What the task asks
Your task is to print the material below exactly as presented.

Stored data

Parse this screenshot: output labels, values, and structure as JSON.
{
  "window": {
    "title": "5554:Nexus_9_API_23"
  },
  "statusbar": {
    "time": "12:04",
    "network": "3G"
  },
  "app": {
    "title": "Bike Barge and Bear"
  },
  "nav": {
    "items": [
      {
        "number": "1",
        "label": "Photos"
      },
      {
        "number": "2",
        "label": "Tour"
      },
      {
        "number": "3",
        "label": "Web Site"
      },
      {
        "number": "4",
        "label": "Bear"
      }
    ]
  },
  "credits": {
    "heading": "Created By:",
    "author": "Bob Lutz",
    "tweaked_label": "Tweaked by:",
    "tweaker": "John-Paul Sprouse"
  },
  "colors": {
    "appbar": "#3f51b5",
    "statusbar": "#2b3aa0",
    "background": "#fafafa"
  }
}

Solution to this exercise
Parse this screenshot: output labels, values, and structure as JSON.
{
  "window": {
    "title": "5554:Nexus_9_API_23"
  },
  "statusbar": {
    "time": "12:04",
    "network": "3G"
  },
  "app": {
    "title": "Bike Barge and Bear"
  },
  "nav": {
    "items": [
      {
        "number": "1",
        "label": "Photos"
      },
      {
        "number": "2",
        "label": "Tour"
      },
      {
        "number": "3",
        "label": "Web Site"
      },
      {
        "number": "4",
        "label": "Bear"
      }
    ]
  },
  "credits": {
    "heading": "Created By:",
    "author": "Bob Lutz",
    "tweaked_label": "Tweaked by:",
    "tweaker": "John-Paul Sprouse"
  },
  "colors": {
    "appbar": "#3f51b5",
    "statusbar": "#2b3aa0",
    "background": "#fafafa"
  }
}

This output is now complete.